Saved entries
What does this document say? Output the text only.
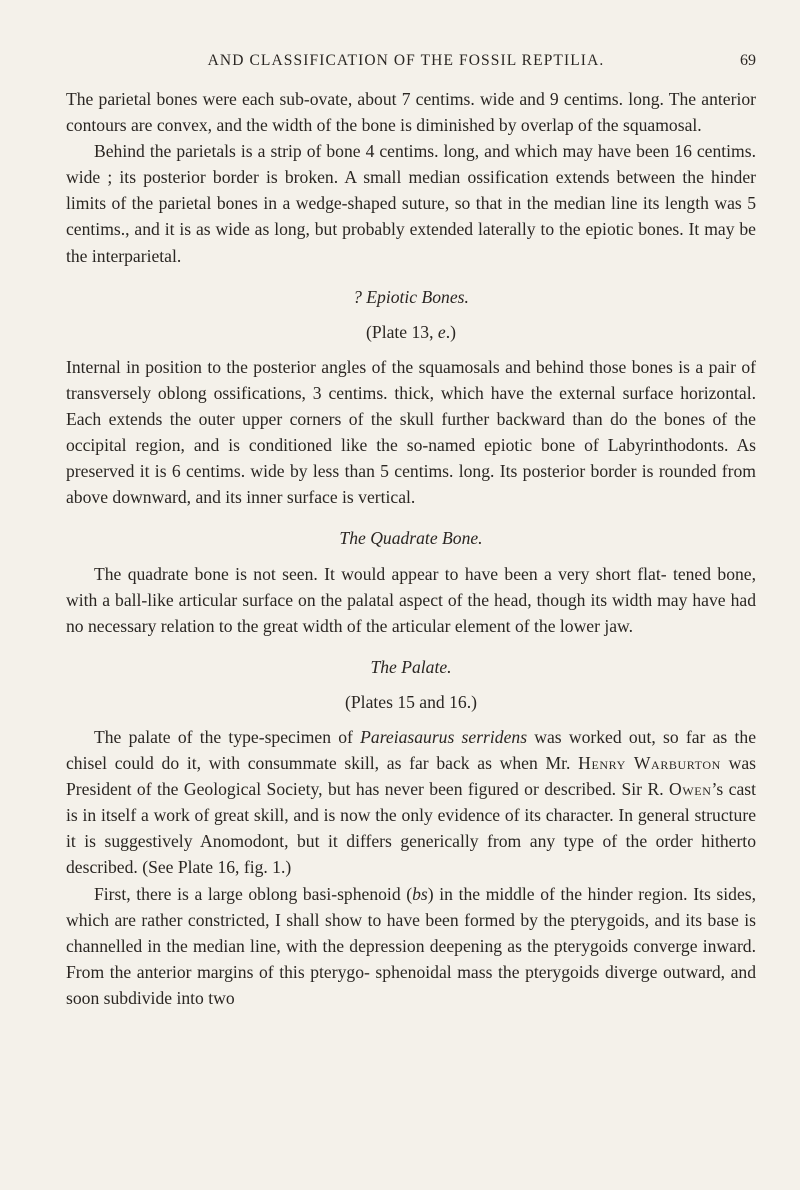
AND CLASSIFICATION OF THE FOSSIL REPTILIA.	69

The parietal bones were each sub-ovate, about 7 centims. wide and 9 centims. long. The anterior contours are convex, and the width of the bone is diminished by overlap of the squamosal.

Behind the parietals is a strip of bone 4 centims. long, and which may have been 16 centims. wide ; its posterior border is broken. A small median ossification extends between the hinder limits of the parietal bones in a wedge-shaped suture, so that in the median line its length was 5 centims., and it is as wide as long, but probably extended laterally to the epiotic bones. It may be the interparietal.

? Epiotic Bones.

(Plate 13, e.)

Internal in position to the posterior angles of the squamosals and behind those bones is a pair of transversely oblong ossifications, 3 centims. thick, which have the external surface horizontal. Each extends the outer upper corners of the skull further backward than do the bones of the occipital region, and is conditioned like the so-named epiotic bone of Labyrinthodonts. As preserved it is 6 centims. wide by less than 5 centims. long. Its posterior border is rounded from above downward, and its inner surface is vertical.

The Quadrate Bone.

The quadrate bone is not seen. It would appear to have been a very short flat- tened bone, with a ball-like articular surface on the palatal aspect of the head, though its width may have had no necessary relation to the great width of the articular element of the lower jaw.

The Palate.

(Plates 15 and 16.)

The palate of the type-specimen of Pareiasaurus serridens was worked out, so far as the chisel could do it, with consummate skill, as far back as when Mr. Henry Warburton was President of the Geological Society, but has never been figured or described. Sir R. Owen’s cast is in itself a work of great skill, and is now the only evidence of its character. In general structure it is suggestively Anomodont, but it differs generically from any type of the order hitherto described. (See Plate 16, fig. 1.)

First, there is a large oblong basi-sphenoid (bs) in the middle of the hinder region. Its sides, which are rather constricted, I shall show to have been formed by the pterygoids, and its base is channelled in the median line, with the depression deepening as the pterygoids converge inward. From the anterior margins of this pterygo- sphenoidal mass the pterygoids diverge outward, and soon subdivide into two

* * *

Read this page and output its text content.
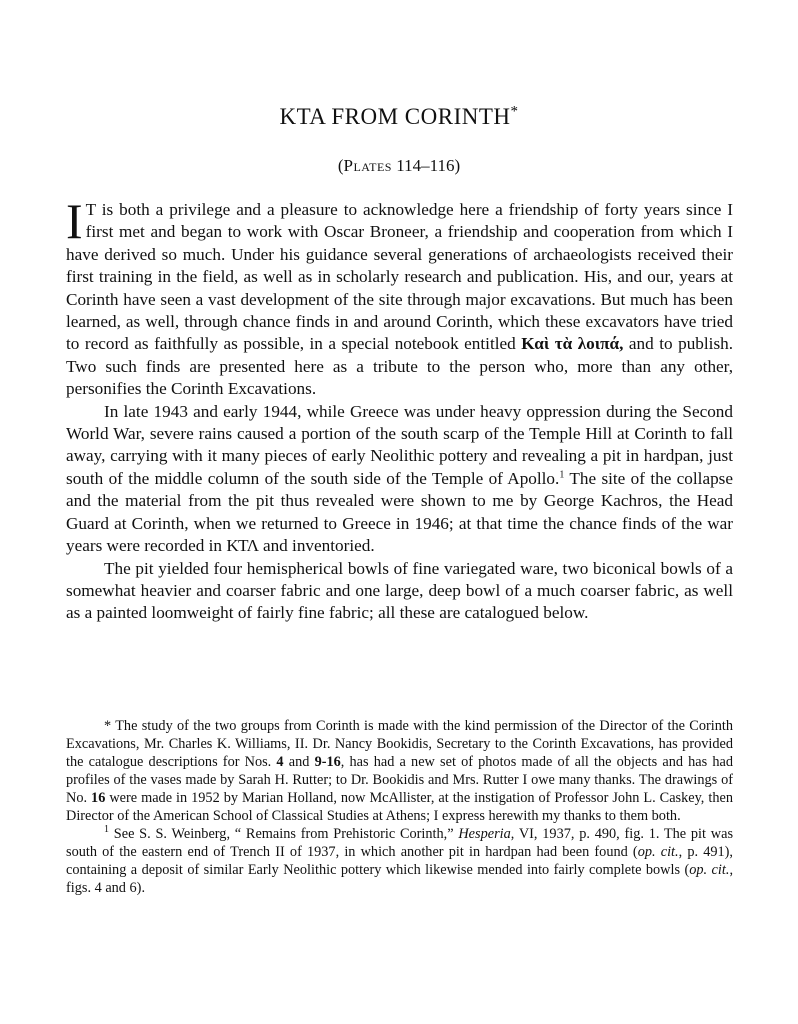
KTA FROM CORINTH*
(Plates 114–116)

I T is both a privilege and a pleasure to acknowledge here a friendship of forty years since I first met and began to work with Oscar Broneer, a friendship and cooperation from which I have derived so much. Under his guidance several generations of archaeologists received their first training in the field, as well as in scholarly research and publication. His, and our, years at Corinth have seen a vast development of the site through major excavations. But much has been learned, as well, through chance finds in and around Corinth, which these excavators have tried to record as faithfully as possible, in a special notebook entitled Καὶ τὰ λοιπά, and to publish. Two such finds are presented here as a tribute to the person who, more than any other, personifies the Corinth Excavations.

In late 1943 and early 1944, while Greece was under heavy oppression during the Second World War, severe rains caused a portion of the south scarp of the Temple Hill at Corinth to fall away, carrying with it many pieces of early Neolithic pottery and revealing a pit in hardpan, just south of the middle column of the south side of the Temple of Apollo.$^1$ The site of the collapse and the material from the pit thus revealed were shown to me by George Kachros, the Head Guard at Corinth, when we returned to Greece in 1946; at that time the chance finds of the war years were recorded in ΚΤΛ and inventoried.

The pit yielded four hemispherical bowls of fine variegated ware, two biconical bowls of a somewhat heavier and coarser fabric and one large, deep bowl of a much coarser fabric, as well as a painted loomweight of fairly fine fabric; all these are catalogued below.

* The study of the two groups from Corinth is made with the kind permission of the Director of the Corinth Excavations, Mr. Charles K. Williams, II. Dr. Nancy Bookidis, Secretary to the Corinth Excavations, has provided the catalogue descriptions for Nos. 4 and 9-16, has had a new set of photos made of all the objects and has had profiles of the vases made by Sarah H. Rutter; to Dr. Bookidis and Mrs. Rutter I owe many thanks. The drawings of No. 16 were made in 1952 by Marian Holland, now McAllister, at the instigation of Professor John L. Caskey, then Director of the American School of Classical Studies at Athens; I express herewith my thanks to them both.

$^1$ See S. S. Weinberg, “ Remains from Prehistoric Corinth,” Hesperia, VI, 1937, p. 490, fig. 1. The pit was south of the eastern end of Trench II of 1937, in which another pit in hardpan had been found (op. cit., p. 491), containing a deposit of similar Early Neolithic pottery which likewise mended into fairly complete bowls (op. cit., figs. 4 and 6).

→ **EXERCISE TASK**:
Find the lines above that include the string "text" and copy them.

→ **TASK RESULT**:
What does this document say? Output the text only.
Read this page and output its text content.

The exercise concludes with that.